Task statement
List every line below containing "JSON".

### Excerpted data

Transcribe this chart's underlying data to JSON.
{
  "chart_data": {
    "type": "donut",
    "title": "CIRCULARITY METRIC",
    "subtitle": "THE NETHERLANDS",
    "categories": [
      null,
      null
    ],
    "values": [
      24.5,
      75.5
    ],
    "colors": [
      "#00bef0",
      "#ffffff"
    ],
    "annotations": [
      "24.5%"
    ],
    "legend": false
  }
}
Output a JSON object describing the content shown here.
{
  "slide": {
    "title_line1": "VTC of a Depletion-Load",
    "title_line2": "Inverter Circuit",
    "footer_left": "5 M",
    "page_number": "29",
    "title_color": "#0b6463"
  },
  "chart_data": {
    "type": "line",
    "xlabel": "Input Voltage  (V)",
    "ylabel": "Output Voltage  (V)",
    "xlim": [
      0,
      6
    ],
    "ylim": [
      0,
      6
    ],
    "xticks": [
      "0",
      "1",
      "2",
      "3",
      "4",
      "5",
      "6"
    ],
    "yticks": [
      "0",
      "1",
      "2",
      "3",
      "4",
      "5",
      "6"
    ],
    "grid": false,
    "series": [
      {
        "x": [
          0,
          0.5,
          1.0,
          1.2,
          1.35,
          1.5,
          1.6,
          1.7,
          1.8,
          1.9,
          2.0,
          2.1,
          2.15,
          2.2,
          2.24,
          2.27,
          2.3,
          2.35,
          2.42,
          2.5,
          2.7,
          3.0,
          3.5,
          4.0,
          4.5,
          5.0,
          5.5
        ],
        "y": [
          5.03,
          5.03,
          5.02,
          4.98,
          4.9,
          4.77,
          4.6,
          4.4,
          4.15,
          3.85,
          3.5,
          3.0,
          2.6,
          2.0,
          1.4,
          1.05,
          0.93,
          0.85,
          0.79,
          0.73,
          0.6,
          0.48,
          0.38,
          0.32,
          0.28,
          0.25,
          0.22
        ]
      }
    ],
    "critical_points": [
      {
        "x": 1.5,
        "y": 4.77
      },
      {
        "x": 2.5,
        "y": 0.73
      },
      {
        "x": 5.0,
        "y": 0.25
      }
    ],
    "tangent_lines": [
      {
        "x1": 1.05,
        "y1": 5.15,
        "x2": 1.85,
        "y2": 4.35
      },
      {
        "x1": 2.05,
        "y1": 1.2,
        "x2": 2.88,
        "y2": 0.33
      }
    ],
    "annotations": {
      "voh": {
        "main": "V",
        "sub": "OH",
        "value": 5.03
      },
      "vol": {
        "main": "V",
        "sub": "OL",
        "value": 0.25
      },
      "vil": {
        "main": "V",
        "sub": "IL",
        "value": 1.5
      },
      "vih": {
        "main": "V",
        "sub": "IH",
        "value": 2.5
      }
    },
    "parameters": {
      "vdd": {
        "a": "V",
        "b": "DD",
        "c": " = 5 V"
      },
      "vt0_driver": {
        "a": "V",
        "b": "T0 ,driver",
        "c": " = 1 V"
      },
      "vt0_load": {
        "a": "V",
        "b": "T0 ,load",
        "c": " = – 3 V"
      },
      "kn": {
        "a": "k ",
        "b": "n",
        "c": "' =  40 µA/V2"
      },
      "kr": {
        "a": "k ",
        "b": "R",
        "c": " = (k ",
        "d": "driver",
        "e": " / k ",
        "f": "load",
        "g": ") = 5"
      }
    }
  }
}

######

The output
Transcribe this chart's underlying data to JSON.
Output a JSON object describing the content shown here.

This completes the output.